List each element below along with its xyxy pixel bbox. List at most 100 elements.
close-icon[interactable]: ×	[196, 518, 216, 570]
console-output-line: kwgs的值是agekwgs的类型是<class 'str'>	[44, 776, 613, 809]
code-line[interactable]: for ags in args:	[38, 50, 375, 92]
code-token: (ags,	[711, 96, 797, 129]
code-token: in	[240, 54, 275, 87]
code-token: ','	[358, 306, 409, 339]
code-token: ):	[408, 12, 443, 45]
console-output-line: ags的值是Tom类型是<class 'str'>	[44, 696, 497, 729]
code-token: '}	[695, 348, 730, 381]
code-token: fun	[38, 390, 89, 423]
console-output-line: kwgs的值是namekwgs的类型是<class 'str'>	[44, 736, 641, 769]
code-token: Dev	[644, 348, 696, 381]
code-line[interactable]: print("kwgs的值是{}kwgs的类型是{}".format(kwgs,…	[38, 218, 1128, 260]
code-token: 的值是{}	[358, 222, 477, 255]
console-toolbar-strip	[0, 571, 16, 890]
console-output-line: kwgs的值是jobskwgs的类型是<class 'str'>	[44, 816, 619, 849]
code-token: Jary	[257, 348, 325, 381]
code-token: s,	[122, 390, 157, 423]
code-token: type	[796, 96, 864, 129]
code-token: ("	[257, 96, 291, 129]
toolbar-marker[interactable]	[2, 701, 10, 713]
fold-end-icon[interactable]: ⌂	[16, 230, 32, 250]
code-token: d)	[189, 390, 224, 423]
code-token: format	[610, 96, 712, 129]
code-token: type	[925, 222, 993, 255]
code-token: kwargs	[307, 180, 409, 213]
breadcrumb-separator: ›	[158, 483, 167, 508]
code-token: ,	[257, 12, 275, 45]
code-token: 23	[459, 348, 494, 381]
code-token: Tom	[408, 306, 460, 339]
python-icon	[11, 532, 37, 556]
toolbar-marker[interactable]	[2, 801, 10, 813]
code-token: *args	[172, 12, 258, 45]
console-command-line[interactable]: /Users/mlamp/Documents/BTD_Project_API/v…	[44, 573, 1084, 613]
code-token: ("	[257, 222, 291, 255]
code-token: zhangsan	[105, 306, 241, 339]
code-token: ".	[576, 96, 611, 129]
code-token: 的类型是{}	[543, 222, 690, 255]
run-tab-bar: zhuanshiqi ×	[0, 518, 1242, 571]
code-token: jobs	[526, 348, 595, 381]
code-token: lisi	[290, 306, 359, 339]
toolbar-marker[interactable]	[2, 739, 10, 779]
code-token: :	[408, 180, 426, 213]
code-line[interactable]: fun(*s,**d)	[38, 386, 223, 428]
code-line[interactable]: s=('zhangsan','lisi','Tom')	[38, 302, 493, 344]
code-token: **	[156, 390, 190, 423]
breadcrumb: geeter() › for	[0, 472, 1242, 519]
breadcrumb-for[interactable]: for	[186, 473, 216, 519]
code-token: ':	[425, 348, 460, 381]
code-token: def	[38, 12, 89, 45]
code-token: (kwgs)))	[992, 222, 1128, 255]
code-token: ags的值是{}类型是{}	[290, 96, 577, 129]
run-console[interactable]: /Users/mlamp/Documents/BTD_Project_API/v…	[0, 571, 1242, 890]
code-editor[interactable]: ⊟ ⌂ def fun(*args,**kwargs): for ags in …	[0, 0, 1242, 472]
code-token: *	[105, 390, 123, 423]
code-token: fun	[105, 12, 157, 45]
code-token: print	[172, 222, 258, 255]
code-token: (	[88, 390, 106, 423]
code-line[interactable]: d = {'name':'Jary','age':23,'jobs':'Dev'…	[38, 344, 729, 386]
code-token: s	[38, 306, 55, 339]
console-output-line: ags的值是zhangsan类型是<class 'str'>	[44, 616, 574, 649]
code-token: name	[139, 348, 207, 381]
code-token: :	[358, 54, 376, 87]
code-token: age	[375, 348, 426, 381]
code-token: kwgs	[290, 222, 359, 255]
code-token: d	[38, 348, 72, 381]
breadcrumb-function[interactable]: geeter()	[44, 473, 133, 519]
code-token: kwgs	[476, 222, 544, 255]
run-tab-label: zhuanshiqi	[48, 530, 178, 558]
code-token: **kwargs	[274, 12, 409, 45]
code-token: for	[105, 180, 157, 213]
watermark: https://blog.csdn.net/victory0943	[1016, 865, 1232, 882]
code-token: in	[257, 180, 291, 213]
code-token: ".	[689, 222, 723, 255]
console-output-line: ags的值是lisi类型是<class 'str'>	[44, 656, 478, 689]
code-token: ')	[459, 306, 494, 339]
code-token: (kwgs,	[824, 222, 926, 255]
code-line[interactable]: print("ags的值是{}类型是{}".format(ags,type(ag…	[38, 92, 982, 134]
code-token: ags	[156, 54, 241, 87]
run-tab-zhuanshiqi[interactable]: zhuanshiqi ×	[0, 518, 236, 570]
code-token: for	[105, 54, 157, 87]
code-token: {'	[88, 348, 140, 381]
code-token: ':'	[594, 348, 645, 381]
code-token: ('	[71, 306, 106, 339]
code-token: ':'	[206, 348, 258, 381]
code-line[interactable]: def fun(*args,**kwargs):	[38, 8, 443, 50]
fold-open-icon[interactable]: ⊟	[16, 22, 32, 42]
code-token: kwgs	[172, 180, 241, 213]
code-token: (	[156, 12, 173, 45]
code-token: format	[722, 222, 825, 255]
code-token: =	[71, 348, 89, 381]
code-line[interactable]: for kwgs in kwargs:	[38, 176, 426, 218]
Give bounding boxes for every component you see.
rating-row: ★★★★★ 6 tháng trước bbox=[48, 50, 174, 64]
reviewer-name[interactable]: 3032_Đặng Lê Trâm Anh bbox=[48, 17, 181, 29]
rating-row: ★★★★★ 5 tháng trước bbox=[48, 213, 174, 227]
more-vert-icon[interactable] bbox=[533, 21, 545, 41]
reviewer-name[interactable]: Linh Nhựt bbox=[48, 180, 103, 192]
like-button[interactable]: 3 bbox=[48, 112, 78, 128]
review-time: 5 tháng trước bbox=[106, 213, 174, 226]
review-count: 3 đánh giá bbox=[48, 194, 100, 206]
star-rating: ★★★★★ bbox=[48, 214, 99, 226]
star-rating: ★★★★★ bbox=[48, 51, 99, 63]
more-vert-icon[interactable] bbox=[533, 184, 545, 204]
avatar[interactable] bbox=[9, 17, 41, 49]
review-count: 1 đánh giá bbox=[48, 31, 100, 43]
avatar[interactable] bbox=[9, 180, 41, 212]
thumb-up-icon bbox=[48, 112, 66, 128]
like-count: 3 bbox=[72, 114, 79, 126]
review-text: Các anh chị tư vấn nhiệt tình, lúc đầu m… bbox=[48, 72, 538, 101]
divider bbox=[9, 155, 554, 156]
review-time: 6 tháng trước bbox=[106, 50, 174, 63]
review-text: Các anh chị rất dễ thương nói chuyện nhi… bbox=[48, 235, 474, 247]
* * * * * * *
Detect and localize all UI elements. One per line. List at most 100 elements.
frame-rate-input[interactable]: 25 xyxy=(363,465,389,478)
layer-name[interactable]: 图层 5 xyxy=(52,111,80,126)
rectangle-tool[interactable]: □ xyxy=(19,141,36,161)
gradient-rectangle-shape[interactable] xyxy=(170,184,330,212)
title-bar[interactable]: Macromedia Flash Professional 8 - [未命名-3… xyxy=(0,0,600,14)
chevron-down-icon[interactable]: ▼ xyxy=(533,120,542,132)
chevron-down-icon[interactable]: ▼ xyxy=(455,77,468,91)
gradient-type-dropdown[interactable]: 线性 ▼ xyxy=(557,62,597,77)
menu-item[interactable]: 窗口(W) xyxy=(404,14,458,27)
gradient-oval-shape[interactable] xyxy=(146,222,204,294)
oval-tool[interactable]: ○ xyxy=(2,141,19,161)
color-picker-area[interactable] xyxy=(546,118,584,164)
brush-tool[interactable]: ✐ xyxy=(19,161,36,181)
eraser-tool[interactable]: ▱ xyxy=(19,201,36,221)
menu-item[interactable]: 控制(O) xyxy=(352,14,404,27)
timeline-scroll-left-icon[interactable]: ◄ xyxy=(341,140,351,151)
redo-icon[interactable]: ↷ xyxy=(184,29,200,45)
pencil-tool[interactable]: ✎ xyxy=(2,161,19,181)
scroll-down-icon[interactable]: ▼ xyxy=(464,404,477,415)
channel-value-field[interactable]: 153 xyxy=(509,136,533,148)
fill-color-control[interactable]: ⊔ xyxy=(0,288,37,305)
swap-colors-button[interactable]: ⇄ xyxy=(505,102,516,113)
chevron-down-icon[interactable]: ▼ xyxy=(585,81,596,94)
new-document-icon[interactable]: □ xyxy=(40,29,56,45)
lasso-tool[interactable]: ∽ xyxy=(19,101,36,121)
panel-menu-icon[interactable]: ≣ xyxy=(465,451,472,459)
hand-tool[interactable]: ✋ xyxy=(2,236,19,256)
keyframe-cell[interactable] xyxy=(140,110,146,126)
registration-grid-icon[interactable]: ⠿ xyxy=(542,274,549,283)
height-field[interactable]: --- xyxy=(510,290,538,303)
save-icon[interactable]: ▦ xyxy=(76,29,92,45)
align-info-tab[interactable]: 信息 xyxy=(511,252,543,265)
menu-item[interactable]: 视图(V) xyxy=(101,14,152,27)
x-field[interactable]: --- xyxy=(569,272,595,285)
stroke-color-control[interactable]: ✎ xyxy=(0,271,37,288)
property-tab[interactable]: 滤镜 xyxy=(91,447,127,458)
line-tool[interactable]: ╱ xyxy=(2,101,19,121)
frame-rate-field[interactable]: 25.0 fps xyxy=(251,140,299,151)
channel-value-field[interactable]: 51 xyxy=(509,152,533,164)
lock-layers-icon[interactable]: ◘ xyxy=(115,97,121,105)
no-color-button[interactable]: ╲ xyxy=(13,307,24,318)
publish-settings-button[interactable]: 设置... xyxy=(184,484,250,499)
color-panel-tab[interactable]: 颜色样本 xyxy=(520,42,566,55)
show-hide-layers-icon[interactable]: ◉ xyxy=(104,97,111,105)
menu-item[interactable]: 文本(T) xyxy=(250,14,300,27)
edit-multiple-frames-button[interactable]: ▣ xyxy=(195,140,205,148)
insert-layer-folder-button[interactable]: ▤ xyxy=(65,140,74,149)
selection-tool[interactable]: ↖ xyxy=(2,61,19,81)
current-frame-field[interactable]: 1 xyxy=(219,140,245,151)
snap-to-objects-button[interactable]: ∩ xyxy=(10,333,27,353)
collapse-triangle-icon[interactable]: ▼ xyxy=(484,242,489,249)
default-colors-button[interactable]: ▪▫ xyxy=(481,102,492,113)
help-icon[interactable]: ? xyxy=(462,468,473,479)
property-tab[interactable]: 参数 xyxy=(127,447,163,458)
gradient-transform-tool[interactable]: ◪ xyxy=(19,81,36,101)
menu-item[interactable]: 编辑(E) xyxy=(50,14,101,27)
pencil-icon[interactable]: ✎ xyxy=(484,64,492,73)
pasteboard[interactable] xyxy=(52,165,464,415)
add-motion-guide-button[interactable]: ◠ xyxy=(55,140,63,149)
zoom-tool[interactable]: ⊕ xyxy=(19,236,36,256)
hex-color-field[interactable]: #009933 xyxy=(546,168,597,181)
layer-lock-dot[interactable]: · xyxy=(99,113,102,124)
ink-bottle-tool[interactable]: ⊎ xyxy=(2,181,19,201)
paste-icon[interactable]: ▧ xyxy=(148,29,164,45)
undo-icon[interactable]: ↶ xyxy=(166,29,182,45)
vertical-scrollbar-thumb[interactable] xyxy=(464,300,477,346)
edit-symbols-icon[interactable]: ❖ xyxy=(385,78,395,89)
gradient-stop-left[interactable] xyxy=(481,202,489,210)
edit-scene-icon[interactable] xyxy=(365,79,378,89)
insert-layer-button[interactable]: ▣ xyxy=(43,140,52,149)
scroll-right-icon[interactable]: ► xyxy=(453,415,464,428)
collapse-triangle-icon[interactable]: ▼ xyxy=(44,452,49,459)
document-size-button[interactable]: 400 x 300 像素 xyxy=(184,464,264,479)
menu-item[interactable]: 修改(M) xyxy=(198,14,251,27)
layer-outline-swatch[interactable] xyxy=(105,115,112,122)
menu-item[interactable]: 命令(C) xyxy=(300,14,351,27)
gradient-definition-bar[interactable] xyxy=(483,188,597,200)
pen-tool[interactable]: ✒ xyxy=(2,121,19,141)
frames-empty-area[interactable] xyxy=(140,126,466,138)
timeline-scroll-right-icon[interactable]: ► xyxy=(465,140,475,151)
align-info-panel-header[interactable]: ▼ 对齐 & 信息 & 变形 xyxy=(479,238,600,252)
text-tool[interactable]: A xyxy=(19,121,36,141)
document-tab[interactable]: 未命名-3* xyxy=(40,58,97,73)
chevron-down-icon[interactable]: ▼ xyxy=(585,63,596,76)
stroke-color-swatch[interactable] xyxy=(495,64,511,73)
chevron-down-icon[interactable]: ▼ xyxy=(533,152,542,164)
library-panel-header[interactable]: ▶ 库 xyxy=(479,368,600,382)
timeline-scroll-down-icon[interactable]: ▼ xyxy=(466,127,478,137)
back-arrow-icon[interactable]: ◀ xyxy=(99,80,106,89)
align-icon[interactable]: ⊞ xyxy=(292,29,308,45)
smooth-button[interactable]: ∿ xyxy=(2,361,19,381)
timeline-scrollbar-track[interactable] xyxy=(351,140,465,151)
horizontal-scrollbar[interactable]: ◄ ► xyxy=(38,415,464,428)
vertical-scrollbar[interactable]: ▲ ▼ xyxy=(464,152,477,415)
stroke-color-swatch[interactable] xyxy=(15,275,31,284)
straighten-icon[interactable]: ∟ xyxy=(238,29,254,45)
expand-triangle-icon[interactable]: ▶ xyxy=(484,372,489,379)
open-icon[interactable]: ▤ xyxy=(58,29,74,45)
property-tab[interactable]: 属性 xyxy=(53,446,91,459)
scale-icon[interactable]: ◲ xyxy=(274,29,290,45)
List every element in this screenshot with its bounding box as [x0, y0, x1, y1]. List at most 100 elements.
* * * * * * *
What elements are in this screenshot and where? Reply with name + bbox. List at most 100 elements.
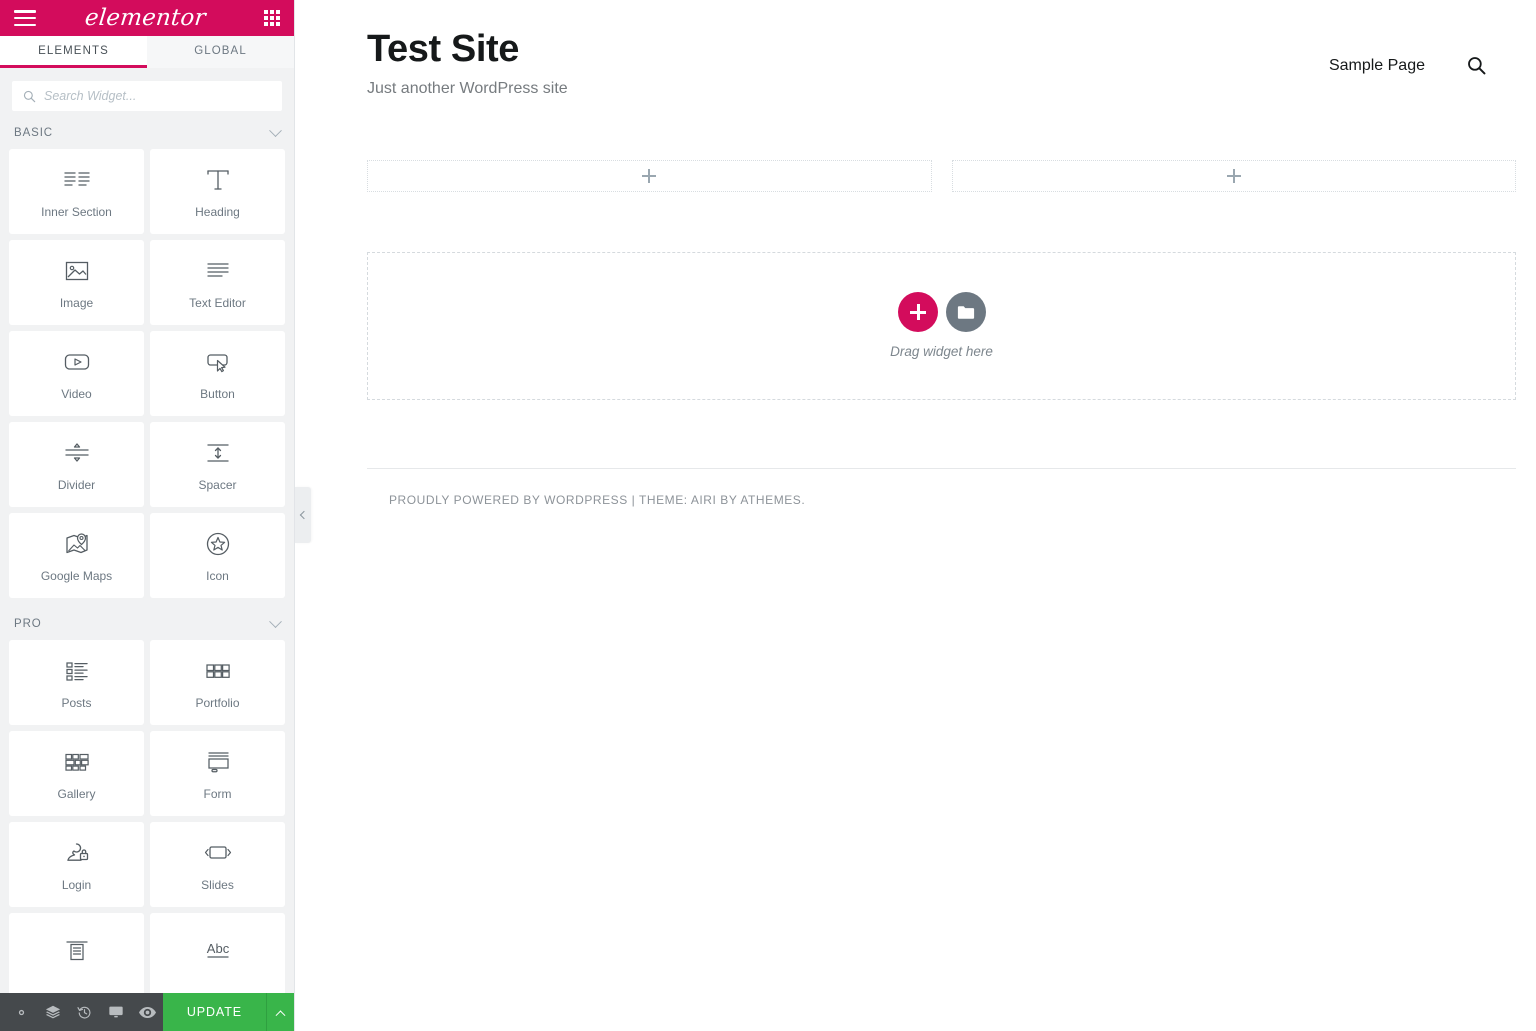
* * * * * * *
> TASK DETAILS
Please change "code-token" to "code-fragment" in everything from the line containing "List each element" down to the line containing "306, 241, 339]", and give those lines again with nothing else altered.

> SOLVED EXERCISE
List each element below along with its xyxy pixel bbox. List at most 100 elements.
close-icon[interactable]: ×	[196, 518, 216, 570]
console-output-line: kwgs的值是agekwgs的类型是<class 'str'>	[44, 776, 613, 809]
code-line[interactable]: for ags in args:	[38, 50, 375, 92]
code-fragment: (ags,	[711, 96, 797, 129]
code-fragment: in	[240, 54, 275, 87]
code-fragment: ','	[358, 306, 409, 339]
code-fragment: ):	[408, 12, 443, 45]
console-output-line: ags的值是Tom类型是<class 'str'>	[44, 696, 497, 729]
code-fragment: '}	[695, 348, 730, 381]
code-fragment: fun	[38, 390, 89, 423]
console-output-line: kwgs的值是namekwgs的类型是<class 'str'>	[44, 736, 641, 769]
code-fragment: Dev	[644, 348, 696, 381]
code-line[interactable]: print("kwgs的值是{}kwgs的类型是{}".format(kwgs,…	[38, 218, 1128, 260]
code-fragment: 的值是{}	[358, 222, 477, 255]
console-toolbar-strip	[0, 571, 16, 890]
console-output-line: kwgs的值是jobskwgs的类型是<class 'str'>	[44, 816, 619, 849]
code-fragment: Jary	[257, 348, 325, 381]
code-fragment: s,	[122, 390, 157, 423]
code-fragment: type	[796, 96, 864, 129]
code-fragment: ("	[257, 96, 291, 129]
toolbar-marker[interactable]	[2, 701, 10, 713]
fold-end-icon[interactable]: ⌂	[16, 230, 32, 250]
code-fragment: d)	[189, 390, 224, 423]
code-fragment: format	[610, 96, 712, 129]
code-fragment: type	[925, 222, 993, 255]
code-fragment: kwargs	[307, 180, 409, 213]
breadcrumb-separator: ›	[158, 483, 167, 508]
code-fragment: ,	[257, 12, 275, 45]
code-fragment: 23	[459, 348, 494, 381]
code-fragment: Tom	[408, 306, 460, 339]
python-icon	[11, 532, 37, 556]
toolbar-marker[interactable]	[2, 801, 10, 813]
code-fragment: *args	[172, 12, 258, 45]
console-command-line[interactable]: /Users/mlamp/Documents/BTD_Project_API/v…	[44, 573, 1084, 613]
code-fragment: ("	[257, 222, 291, 255]
code-fragment: zhangsan	[105, 306, 241, 339]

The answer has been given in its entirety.